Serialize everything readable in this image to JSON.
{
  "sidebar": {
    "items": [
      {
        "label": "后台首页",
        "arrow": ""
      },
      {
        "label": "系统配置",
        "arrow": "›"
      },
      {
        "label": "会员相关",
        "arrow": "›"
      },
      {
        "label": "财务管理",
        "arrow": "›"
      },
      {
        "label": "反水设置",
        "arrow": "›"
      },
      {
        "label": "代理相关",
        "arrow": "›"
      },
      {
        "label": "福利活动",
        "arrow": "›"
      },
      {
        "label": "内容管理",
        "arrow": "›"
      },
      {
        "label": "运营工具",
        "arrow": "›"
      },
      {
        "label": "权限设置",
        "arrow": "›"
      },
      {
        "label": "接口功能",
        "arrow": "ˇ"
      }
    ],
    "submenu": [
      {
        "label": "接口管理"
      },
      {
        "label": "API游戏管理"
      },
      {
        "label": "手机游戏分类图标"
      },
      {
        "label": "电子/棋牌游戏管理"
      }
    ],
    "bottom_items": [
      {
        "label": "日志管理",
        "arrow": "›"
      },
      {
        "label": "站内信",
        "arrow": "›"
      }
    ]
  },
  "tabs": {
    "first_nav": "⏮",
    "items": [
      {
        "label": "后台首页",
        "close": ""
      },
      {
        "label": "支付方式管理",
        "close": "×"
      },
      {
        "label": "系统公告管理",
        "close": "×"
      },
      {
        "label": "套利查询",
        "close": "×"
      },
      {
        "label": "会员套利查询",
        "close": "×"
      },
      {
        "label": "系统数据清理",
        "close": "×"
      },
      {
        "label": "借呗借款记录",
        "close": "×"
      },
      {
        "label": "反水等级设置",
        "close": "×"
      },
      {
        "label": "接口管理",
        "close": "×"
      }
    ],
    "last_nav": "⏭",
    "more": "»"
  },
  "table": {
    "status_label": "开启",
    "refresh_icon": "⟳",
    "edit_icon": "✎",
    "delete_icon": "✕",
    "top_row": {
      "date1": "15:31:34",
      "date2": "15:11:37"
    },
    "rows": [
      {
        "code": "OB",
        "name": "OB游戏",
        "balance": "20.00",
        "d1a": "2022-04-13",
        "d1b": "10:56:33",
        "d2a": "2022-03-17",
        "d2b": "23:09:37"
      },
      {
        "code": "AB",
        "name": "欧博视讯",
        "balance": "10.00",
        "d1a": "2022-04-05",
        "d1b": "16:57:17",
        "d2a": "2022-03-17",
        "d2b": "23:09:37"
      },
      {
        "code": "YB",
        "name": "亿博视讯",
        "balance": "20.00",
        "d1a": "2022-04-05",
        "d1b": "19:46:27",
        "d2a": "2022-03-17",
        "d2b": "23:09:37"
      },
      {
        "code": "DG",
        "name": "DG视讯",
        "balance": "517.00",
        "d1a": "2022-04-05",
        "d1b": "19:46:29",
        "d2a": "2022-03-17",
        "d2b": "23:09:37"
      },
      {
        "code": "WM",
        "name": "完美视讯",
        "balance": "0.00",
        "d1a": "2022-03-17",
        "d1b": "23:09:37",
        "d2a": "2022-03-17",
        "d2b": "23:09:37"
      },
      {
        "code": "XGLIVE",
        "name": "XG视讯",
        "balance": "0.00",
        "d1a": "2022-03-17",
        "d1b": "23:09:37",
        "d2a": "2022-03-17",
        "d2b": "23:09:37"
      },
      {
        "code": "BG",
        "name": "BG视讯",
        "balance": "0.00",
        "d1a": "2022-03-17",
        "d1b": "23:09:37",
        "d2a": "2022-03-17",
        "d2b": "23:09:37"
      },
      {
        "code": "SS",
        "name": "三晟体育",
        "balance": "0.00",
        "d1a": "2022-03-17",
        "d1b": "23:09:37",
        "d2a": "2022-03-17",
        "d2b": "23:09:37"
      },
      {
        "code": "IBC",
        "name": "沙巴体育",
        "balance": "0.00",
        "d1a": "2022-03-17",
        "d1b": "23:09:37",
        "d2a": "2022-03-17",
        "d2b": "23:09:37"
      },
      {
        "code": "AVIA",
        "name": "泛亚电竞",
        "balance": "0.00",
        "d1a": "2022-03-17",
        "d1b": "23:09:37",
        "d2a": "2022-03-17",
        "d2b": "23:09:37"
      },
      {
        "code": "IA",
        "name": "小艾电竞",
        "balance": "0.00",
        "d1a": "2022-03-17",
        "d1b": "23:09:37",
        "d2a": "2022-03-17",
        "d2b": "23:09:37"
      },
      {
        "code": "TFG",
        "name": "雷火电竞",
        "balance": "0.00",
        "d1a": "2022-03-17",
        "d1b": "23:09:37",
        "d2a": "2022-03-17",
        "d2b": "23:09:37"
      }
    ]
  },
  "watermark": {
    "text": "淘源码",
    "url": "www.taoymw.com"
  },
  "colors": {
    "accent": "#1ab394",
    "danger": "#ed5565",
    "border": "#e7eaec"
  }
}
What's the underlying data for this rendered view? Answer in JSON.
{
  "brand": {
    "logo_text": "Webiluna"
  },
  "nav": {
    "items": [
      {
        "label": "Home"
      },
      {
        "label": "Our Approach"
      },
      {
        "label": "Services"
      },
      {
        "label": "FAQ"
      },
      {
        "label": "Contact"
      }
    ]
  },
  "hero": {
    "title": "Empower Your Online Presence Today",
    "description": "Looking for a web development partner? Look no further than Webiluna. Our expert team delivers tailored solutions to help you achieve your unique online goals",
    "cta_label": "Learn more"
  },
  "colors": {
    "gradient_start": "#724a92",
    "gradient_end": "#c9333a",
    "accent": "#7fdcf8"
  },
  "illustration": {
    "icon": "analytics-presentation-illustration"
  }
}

[WRITTEN INSTRUCTION]
Output the listing above word for word.

[EXERCISE ANSWER]
Serialize everything readable in this image to JSON.
{
  "sidebar": {
    "items": [
      {
        "label": "后台首页",
        "arrow": ""
      },
      {
        "label": "系统配置",
        "arrow": "›"
      },
      {
        "label": "会员相关",
        "arrow": "›"
      },
      {
        "label": "财务管理",
        "arrow": "›"
      },
      {
        "label": "反水设置",
        "arrow": "›"
      },
      {
        "label": "代理相关",
        "arrow": "›"
      },
      {
        "label": "福利活动",
        "arrow": "›"
      },
      {
        "label": "内容管理",
        "arrow": "›"
      },
      {
        "label": "运营工具",
        "arrow": "›"
      },
      {
        "label": "权限设置",
        "arrow": "›"
      },
      {
        "label": "接口功能",
        "arrow": "ˇ"
      }
    ],
    "submenu": [
      {
        "label": "接口管理"
      },
      {
        "label": "API游戏管理"
      },
      {
        "label": "手机游戏分类图标"
      },
      {
        "label": "电子/棋牌游戏管理"
      }
    ],
    "bottom_items": [
      {
        "label": "日志管理",
        "arrow": "›"
      },
      {
        "label": "站内信",
        "arrow": "›"
      }
    ]
  },
  "tabs": {
    "first_nav": "⏮",
    "items": [
      {
        "label": "后台首页",
        "close": ""
      },
      {
        "label": "支付方式管理",
        "close": "×"
      },
      {
        "label": "系统公告管理",
        "close": "×"
      },
      {
        "label": "套利查询",
        "close": "×"
      },
      {
        "label": "会员套利查询",
        "close": "×"
      },
      {
        "label": "系统数据清理",
        "close": "×"
      },
      {
        "label": "借呗借款记录",
        "close": "×"
      },
      {
        "label": "反水等级设置",
        "close": "×"
      },
      {
        "label": "接口管理",
        "close": "×"
      }
    ],
    "last_nav": "⏭",
    "more": "»"
  },
  "table": {
    "status_label": "开启",
    "refresh_icon": "⟳",
    "edit_icon": "✎",
    "delete_icon": "✕",
    "top_row": {
      "date1": "15:31:34",
      "date2": "15:11:37"
    },
    "rows": [
      {
        "code": "OB",
        "name": "OB游戏",
        "balance": "20.00",
        "d1a": "2022-04-13",
        "d1b": "10:56:33",
        "d2a": "2022-03-17",
        "d2b": "23:09:37"
      },
      {
        "code": "AB",
        "name": "欧博视讯",
        "balance": "10.00",
        "d1a": "2022-04-05",
        "d1b": "16:57:17",
        "d2a": "2022-03-17",
        "d2b": "23:09:37"
      },
      {
        "code": "YB",
        "name": "亿博视讯",
        "balance": "20.00",
        "d1a": "2022-04-05",
        "d1b": "19:46:27",
        "d2a": "2022-03-17",
        "d2b": "23:09:37"
      },
      {
        "code": "DG",
        "name": "DG视讯",
        "balance": "517.00",
        "d1a": "2022-04-05",
        "d1b": "19:46:29",
        "d2a": "2022-03-17",
        "d2b": "23:09:37"
      },
      {
        "code": "WM",
        "name": "完美视讯",
        "balance": "0.00",
        "d1a": "2022-03-17",
        "d1b": "23:09:37",
        "d2a": "2022-03-17",
        "d2b": "23:09:37"
      },
      {
        "code": "XGLIVE",
        "name": "XG视讯",
        "balance": "0.00",
        "d1a": "2022-03-17",
        "d1b": "23:09:37",
        "d2a": "2022-03-17",
        "d2b": "23:09:37"
      },
      {
        "code": "BG",
        "name": "BG视讯",
        "balance": "0.00",
        "d1a": "2022-03-17",
        "d1b": "23:09:37",
        "d2a": "2022-03-17",
        "d2b": "23:09:37"
      },
      {
        "code": "SS",
        "name": "三晟体育",
        "balance": "0.00",
        "d1a": "2022-03-17",
        "d1b": "23:09:37",
        "d2a": "2022-03-17",
        "d2b": "23:09:37"
      },
      {
        "code": "IBC",
        "name": "沙巴体育",
        "balance": "0.00",
        "d1a": "2022-03-17",
        "d1b": "23:09:37",
        "d2a": "2022-03-17",
        "d2b": "23:09:37"
      },
      {
        "code": "AVIA",
        "name": "泛亚电竞",
        "balance": "0.00",
        "d1a": "2022-03-17",
        "d1b": "23:09:37",
        "d2a": "2022-03-17",
        "d2b": "23:09:37"
      },
      {
        "code": "IA",
        "name": "小艾电竞",
        "balance": "0.00",
        "d1a": "2022-03-17",
        "d1b": "23:09:37",
        "d2a": "2022-03-17",
        "d2b": "23:09:37"
      },
      {
        "code": "TFG",
        "name": "雷火电竞",
        "balance": "0.00",
        "d1a": "2022-03-17",
        "d1b": "23:09:37",
        "d2a": "2022-03-17",
        "d2b": "23:09:37"
      }
    ]
  },
  "watermark": {
    "text": "淘源码",
    "url": "www.taoymw.com"
  },
  "colors": {
    "accent": "#1ab394",
    "danger": "#ed5565",
    "border": "#e7eaec"
  }
}
What's the underlying data for this rendered view? Answer in JSON.
{
  "brand": {
    "logo_text": "Webiluna"
  },
  "nav": {
    "items": [
      {
        "label": "Home"
      },
      {
        "label": "Our Approach"
      },
      {
        "label": "Services"
      },
      {
        "label": "FAQ"
      },
      {
        "label": "Contact"
      }
    ]
  },
  "hero": {
    "title": "Empower Your Online Presence Today",
    "description": "Looking for a web development partner? Look no further than Webiluna. Our expert team delivers tailored solutions to help you achieve your unique online goals",
    "cta_label": "Learn more"
  },
  "colors": {
    "gradient_start": "#724a92",
    "gradient_end": "#c9333a",
    "accent": "#7fdcf8"
  },
  "illustration": {
    "icon": "analytics-presentation-illustration"
  }
}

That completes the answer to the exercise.